**Data for the task:**
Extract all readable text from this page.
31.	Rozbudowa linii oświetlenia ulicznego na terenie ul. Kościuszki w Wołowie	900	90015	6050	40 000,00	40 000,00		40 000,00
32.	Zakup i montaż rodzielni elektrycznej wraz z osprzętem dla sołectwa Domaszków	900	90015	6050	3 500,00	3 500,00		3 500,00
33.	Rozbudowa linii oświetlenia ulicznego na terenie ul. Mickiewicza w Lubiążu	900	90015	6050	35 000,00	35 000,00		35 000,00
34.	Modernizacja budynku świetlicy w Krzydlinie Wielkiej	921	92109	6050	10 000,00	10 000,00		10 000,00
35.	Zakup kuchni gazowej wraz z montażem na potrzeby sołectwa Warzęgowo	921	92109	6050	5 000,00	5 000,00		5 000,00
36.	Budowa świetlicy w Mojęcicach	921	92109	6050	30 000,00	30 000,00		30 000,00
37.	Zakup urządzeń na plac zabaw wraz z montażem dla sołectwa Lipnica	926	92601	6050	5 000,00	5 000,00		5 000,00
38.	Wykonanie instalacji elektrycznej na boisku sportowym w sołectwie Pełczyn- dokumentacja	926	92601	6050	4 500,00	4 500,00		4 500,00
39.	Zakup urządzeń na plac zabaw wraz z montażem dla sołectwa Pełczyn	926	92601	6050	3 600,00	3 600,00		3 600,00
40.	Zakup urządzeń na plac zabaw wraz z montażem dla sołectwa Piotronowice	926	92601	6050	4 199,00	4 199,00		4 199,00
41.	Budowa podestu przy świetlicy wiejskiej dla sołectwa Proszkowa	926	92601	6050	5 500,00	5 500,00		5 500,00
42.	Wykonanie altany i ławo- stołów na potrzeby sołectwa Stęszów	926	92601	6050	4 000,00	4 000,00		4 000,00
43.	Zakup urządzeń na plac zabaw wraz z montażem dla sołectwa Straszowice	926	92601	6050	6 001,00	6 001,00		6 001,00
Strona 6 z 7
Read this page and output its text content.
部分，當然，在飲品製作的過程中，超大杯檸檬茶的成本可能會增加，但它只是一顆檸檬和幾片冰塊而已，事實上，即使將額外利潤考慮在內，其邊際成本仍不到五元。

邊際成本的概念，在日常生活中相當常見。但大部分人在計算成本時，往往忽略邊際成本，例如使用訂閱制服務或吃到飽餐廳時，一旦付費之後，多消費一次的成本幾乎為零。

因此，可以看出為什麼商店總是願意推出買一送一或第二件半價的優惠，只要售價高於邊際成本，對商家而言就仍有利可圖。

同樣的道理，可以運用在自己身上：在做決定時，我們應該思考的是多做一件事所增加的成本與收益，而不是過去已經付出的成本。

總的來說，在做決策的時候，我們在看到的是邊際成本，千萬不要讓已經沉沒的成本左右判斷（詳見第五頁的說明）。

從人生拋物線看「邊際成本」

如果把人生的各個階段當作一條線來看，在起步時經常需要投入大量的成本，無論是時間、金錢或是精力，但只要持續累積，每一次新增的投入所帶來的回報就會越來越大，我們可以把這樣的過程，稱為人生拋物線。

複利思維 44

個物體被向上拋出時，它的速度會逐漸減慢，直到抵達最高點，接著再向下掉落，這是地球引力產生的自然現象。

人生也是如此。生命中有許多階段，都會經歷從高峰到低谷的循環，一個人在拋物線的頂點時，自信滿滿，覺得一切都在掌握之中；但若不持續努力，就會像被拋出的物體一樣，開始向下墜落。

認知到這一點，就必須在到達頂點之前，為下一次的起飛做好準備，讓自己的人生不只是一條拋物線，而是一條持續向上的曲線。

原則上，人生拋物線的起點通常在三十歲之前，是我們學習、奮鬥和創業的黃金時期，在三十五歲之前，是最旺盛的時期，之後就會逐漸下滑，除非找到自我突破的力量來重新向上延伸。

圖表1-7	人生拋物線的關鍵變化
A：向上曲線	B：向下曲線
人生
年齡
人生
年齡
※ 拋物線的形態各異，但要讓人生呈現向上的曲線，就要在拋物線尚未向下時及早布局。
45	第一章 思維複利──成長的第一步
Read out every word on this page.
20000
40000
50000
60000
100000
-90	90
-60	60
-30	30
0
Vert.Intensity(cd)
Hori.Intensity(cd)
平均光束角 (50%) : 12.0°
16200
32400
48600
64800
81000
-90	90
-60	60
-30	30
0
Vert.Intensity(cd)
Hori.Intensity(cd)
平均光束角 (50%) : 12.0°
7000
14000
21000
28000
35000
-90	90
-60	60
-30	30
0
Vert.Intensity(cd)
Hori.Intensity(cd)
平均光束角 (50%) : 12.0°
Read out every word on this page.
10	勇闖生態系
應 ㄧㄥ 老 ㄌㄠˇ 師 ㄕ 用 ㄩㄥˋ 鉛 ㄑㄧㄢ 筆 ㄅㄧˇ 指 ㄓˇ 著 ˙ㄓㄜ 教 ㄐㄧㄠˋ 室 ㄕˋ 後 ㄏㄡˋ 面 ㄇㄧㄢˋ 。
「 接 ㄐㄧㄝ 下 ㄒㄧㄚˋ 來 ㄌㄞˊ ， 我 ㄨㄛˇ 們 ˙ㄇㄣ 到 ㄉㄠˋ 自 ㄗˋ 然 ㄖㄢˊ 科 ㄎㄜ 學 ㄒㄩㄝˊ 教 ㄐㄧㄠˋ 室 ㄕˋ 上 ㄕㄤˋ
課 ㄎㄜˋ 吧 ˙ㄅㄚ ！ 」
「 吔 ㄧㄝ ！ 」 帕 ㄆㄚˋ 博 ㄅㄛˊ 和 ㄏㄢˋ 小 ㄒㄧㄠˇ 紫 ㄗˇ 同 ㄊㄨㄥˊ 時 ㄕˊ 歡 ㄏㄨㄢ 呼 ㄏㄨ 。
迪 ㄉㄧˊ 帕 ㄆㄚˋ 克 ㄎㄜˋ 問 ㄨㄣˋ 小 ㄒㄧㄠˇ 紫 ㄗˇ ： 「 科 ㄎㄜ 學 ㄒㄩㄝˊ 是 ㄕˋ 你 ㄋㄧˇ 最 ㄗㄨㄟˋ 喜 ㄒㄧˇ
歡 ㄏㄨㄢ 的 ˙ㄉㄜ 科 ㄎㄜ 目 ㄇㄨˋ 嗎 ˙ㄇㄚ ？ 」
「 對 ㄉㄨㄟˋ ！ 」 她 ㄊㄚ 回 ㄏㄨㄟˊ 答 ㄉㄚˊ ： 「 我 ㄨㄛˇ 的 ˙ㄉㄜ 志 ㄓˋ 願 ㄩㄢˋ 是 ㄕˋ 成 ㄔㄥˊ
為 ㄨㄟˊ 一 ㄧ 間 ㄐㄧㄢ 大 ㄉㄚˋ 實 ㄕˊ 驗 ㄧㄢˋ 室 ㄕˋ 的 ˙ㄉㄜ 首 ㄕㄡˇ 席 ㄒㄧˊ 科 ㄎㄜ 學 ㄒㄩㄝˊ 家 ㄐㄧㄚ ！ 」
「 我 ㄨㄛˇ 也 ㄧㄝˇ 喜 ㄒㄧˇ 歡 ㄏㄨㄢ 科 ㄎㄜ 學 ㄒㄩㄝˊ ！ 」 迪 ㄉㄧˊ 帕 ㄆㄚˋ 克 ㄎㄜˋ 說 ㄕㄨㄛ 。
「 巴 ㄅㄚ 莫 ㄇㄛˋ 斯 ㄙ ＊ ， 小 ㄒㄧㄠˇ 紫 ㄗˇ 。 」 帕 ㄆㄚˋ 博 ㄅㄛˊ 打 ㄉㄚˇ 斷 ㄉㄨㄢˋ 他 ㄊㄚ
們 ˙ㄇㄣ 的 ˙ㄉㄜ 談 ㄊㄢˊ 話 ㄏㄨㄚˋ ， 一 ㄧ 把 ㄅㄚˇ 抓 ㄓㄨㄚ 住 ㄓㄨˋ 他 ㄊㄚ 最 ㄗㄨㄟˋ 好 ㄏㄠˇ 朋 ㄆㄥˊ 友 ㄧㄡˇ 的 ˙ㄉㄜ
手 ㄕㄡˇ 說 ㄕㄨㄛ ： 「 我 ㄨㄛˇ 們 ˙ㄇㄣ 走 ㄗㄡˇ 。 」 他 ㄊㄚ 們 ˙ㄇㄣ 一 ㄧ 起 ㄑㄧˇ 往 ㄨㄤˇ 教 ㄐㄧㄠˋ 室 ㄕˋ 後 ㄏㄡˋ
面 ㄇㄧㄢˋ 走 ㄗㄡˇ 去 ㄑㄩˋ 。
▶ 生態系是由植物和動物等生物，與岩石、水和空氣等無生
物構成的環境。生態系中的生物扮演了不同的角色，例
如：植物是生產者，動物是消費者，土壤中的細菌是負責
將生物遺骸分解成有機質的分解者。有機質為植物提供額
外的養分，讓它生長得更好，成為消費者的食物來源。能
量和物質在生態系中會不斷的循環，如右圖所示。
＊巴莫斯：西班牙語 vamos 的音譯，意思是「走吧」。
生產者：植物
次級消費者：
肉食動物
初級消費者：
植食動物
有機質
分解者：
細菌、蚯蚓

**Exercise aim:**
Reproduce every line of the listing above in which the string "text" appears.

**Task answer:**
Extract all readable text from this page.
Read this page and output its text content.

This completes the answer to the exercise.